** Begin Supplied information **

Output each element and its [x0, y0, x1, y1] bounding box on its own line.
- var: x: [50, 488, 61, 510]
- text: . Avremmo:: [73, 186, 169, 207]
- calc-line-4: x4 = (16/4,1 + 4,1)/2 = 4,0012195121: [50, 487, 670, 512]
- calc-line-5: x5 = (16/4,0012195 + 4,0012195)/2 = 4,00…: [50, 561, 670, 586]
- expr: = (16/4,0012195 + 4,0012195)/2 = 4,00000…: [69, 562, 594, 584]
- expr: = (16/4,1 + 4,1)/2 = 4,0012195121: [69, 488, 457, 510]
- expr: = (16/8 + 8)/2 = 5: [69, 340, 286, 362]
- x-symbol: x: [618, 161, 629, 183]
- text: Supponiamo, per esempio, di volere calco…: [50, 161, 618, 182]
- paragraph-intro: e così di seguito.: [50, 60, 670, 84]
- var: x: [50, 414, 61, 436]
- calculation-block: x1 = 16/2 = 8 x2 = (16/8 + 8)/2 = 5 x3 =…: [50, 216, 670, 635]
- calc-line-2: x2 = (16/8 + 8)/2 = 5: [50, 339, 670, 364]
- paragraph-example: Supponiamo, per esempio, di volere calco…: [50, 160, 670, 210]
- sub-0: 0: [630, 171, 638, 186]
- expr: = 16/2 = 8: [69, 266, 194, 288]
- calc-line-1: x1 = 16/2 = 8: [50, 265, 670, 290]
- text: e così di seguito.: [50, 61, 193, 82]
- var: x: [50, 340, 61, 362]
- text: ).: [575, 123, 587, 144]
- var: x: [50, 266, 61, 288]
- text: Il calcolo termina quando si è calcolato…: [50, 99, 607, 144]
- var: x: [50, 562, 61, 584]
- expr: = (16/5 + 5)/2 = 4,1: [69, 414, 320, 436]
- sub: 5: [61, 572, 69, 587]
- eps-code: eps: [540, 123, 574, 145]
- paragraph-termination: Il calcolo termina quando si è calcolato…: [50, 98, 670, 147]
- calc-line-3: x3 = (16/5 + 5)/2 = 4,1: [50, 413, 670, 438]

** End Supplied information **

Output these lines as a JSON list of strings, with one string per line and no entries for blank lines.

[
  "Output each element and its [x0, y0, x1, y1] bounding box on its own line.",
  "- var: x: [50, 488, 61, 510]",
  "- text: . Avremmo:: [73, 186, 169, 207]",
  "- calc-line-4: x4 = (16/4,1 + 4,1)/2 = 4,0012195121: [50, 487, 670, 512]",
  "- calc-line-5: x5 = (16/4,0012195 + 4,0012195)/2 = 4,00…: [50, 561, 670, 586]",
  "- expr: = (16/4,0012195 + 4,0012195)/2 = 4,00000…: [69, 562, 594, 584]",
  "- expr: = (16/4,1 + 4,1)/2 = 4,0012195121: [69, 488, 457, 510]",
  "- expr: = (16/8 + 8)/2 = 5: [69, 340, 286, 362]",
  "- x-symbol: x: [618, 161, 629, 183]",
  "- text: Supponiamo, per esempio, di volere calco…: [50, 161, 618, 182]",
  "- paragraph-intro: e così di seguito.: [50, 60, 670, 84]",
  "- var: x: [50, 414, 61, 436]",
  "- calculation-block: x1 = 16/2 = 8 x2 = (16/8 + 8)/2 = 5 x3 =…: [50, 216, 670, 635]",
  "- calc-line-2: x2 = (16/8 + 8)/2 = 5: [50, 339, 670, 364]",
  "- paragraph-example: Supponiamo, per esempio, di volere calco…: [50, 160, 670, 210]",
  "- sub-0: 0: [630, 171, 638, 186]",
  "- expr: = 16/2 = 8: [69, 266, 194, 288]",
  "- calc-line-1: x1 = 16/2 = 8: [50, 265, 670, 290]",
  "- text: e così di seguito.: [50, 61, 193, 82]",
  "- var: x: [50, 340, 61, 362]",
  "- text: ).: [575, 123, 587, 144]",
  "- var: x: [50, 266, 61, 288]",
  "- text: Il calcolo termina quando si è calcolato…: [50, 99, 607, 144]",
  "- var: x: [50, 562, 61, 584]",
  "- expr: = (16/5 + 5)/2 = 4,1: [69, 414, 320, 436]",
  "- sub: 5: [61, 572, 69, 587]",
  "- eps-code: eps: [540, 123, 574, 145]",
  "- paragraph-termination: Il calcolo termina quando si è calcolato…: [50, 98, 670, 147]",
  "- calc-line-3: x3 = (16/5 + 5)/2 = 4,1: [50, 413, 670, 438]"
]